Sunday, June 21, 2009

Why I haven't been blogging...

...I've been microblogging. Twittering, if you please. There's really no other explanation. It's as simple as that. Or not.

I, a staunch advocate of writing lengthy letters over e-mails (refer to previous post for more on that), have been bitten by the 140-characters-only bug. And how!

I like the fact that so many of those random, ostensibly irrelevant thoughts I may have while driving mean something in Twitterworld. I don't have to wait for something to hit me - anger me, surprise me, please me - before I carefully craft out the best blogpost on it that I can. 30 seconds, 140 characters, one tweet - and I'm done. Convenient has a new meaning.

Friends who are new to the network often end up exasperated - they don't get what the big deal is. Give it time, I say. I remember my first few tweets being reflective of someone who was completely lost and out-of-place on a website where everyone seemed to be RTing and @-ing like that was life's purpose. A couple of months later, not only has Twitter become the purpose of my - well - mornings, I am also officially, and happily, hooked to the damn thing.

There's so much you can do with it. Every tweet may not necessarily be an answer to the original what-are-you-doing but oftentimes, it turns out to be much more worthy an update than an answer to that question would have been, tweets on the Iranian elections being a case in point. Of course, there is always going to be that league of users whose updates will involve walking the dog or watching their hair grow. That's your cue to use the block function.

> _WHAT THIS EXERCISE ASKS_
#1 Answer these from the blog post above:
(a) What character limit does the post give for a single tweet?
(b) What does the author tell friends who are new to the network and end up exasperated?
(c) Which news topic does the post cite as a case in point of tweets being worthy updates?
#2 Decide whether each statement agrees with the blog post above. Answer yes or no, and quote the deciding words.
(a) The author favors e-mails over lengthy letters.
(b) The author's first few tweets showed someone at ease on the site.
(c) The post suggests the block function for users whose updates involve walking the dog.

> _SUPPLIED MATERIAL_
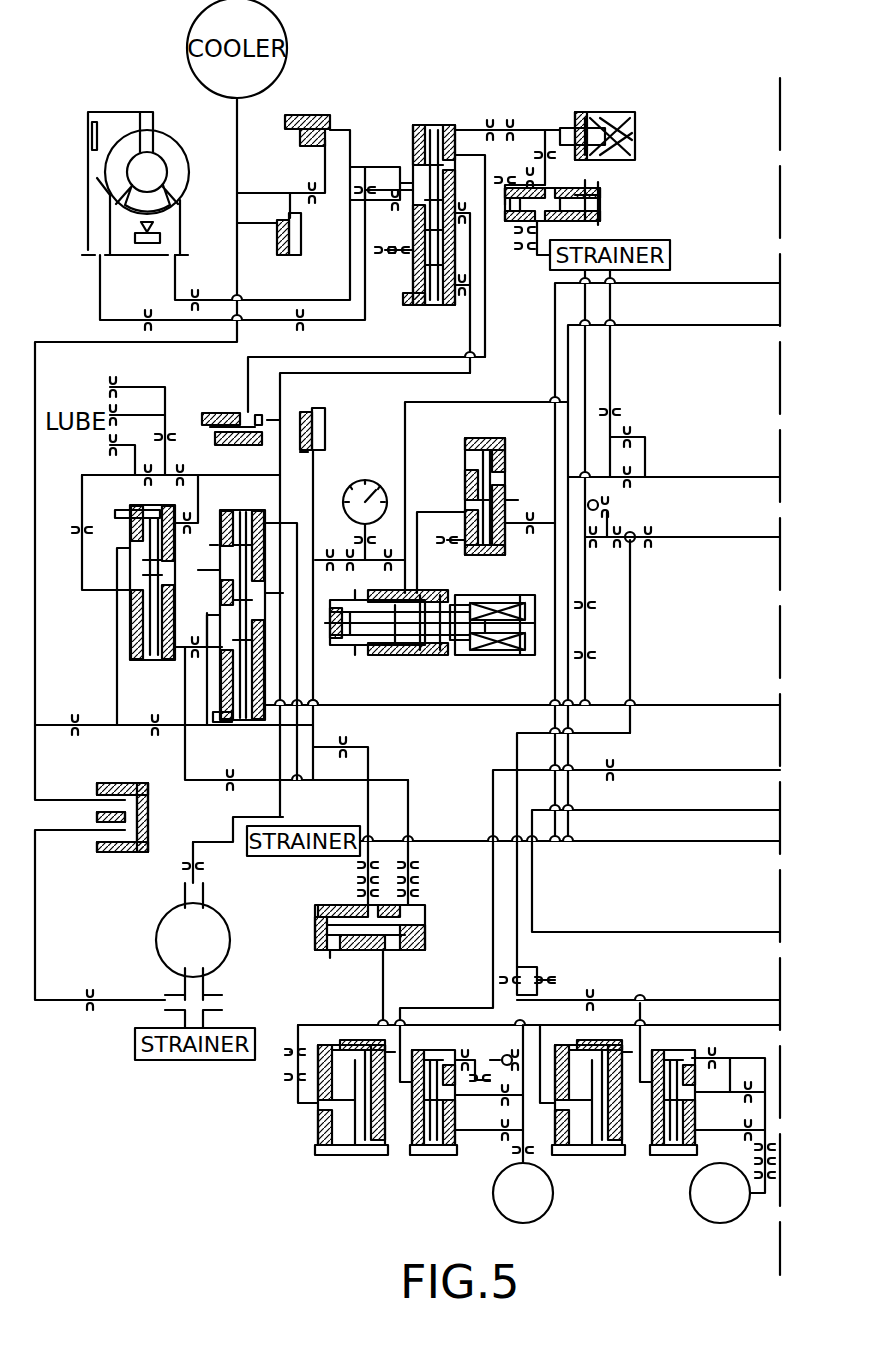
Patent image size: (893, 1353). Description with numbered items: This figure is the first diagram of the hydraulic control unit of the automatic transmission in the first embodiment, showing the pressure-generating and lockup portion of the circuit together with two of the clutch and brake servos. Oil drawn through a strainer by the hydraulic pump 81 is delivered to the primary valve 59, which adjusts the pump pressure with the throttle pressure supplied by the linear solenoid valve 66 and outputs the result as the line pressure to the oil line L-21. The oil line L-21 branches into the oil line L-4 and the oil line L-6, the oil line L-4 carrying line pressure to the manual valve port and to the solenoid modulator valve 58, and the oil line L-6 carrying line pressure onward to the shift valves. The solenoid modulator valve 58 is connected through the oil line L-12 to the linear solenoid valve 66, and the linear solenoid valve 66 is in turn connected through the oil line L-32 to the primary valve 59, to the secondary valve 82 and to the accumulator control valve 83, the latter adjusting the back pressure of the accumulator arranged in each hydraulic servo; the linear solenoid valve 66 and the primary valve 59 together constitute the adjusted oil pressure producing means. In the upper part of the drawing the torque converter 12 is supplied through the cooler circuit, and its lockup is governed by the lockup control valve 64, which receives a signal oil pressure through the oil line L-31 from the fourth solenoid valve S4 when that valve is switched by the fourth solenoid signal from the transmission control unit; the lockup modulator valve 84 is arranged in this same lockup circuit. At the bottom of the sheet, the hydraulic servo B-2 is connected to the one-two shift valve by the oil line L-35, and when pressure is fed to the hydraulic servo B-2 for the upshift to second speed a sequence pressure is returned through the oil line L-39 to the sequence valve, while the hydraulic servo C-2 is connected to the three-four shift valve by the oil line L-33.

> _ANSWERS FOR THE TASKS_
#1
(a) 140 characters
(b) Give it time.
(c) The Iranian elections

#2
(a) No: "a staunch advocate of writing lengthy letters over e-mails"
(b) No: "reflective of someone who was completely lost and out-of-place"
(c) Yes: "That's your cue to use the block function."